Exercise data →
◇ ◇ ◇ ◇
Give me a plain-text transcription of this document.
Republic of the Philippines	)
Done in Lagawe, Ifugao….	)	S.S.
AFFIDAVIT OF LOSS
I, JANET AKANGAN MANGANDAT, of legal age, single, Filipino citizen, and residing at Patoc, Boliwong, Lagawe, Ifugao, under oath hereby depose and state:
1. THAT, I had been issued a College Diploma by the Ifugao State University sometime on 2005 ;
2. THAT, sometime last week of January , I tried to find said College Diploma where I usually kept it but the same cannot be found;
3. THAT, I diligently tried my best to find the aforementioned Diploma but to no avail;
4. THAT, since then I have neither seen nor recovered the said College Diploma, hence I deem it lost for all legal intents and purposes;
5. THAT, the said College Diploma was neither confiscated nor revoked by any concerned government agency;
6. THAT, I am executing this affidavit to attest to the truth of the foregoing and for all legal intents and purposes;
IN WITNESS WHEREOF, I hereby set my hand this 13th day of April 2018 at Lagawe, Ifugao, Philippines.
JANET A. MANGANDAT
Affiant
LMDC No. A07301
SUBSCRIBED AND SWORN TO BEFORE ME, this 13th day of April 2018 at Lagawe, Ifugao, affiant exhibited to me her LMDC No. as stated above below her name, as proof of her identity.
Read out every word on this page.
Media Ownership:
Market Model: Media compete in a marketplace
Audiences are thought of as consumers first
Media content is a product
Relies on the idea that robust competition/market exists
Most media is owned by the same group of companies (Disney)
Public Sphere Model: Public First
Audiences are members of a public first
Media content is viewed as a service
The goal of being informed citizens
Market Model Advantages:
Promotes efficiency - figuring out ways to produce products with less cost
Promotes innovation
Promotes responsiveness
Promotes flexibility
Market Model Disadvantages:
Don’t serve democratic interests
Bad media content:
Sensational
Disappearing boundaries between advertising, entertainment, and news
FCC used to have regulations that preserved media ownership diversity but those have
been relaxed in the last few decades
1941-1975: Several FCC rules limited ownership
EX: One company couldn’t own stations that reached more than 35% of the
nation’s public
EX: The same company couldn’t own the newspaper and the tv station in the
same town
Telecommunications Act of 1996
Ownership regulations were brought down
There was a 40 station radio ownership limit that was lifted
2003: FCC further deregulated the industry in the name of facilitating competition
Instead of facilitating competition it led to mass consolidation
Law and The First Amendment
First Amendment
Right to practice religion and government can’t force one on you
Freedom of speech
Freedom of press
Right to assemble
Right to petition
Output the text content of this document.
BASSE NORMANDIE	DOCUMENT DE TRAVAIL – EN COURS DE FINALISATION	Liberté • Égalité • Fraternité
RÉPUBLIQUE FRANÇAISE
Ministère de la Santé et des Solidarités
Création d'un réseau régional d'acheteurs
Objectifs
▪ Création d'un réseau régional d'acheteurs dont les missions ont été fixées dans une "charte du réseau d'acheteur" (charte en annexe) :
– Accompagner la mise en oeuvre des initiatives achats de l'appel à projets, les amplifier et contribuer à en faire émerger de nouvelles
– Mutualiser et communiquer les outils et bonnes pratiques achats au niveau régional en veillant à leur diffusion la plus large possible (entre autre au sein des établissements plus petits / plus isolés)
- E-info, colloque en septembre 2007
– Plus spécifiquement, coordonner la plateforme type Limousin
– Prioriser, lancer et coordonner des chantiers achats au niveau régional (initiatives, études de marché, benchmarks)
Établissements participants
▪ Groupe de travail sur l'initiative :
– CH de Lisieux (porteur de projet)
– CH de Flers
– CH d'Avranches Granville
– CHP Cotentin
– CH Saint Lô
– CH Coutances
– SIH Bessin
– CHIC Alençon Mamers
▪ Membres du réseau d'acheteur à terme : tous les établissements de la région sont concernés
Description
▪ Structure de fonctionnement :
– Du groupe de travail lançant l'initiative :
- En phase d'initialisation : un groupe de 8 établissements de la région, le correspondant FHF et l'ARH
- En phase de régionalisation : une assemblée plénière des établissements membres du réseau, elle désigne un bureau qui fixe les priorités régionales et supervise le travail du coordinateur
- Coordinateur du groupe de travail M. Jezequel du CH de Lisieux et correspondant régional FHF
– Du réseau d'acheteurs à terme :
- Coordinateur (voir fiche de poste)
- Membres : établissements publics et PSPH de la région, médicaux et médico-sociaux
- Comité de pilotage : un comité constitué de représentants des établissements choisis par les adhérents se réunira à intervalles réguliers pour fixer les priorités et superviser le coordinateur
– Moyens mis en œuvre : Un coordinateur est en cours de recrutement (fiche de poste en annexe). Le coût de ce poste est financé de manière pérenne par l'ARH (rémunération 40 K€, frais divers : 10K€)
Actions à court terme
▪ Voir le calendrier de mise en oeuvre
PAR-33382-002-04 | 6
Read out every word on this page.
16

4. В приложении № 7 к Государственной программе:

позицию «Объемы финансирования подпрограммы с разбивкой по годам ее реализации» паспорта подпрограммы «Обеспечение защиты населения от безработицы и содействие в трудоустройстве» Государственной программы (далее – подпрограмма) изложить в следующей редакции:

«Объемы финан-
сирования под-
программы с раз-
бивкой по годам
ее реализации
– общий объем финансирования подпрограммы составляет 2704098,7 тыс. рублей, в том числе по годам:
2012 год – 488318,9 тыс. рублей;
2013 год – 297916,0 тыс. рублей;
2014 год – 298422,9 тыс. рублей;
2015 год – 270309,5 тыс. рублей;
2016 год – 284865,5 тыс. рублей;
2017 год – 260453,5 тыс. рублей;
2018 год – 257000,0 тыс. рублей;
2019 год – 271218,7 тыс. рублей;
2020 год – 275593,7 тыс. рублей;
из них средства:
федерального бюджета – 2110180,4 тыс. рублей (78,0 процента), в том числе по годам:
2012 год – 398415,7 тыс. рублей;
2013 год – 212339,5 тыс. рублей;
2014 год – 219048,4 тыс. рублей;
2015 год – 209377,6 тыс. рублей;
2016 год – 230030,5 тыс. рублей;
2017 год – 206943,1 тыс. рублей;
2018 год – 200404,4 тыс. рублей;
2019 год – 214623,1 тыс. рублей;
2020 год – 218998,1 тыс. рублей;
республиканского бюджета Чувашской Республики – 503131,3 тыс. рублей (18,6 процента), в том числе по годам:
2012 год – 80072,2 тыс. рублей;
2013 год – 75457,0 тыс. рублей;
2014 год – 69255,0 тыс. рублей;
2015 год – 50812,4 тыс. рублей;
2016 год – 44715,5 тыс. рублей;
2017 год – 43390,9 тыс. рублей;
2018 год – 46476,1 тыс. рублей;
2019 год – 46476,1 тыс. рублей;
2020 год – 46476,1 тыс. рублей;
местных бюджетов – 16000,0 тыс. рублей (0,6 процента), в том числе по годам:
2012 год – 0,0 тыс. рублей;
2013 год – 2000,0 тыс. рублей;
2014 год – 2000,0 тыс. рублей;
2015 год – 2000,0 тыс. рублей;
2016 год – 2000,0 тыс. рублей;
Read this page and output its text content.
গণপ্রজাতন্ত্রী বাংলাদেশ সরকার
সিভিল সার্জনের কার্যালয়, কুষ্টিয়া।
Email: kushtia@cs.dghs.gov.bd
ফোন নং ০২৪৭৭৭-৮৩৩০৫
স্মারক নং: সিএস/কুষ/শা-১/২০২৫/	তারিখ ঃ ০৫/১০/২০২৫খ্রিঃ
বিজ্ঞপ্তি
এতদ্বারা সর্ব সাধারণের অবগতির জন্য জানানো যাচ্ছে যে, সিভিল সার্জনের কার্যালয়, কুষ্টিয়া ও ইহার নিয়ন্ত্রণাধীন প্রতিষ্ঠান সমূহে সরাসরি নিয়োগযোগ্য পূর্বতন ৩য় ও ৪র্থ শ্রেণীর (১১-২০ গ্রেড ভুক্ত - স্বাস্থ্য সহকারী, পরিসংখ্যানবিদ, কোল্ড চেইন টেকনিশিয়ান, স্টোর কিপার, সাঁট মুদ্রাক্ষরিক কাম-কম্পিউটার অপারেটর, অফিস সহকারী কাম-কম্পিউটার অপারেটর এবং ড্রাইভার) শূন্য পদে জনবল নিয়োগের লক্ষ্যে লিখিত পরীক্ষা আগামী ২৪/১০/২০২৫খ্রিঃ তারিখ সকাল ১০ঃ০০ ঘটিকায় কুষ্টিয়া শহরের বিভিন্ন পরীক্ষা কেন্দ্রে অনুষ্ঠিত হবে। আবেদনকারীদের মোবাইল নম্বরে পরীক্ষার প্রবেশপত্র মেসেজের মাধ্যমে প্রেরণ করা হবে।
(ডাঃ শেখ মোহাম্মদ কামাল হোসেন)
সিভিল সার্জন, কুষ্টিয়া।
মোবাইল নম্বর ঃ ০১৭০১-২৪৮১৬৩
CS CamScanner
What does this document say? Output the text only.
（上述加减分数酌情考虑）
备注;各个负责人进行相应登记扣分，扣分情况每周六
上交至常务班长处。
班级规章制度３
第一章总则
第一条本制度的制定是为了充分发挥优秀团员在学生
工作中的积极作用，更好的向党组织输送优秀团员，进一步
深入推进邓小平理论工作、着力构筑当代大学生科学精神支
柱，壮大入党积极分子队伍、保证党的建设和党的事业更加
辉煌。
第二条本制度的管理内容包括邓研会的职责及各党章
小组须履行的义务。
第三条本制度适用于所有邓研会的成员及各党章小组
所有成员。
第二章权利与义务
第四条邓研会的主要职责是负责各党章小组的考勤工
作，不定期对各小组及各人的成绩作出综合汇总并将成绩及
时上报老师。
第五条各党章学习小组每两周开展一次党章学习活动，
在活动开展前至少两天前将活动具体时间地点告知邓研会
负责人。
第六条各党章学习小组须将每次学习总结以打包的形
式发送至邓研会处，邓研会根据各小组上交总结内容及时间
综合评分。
◇ ◇ ◇ ◇
Short exercise →
Using the listing above, return all lines where the word "same" occurs.

Output of the exercise →
2. THAT, sometime last week of January , I tried to find said College Diploma where I usually kept it but the same cannot be found;
Most media is owned by the same group of companies (Disney)
EX: The same company couldn’t own the newspaper and the tv station in the
same town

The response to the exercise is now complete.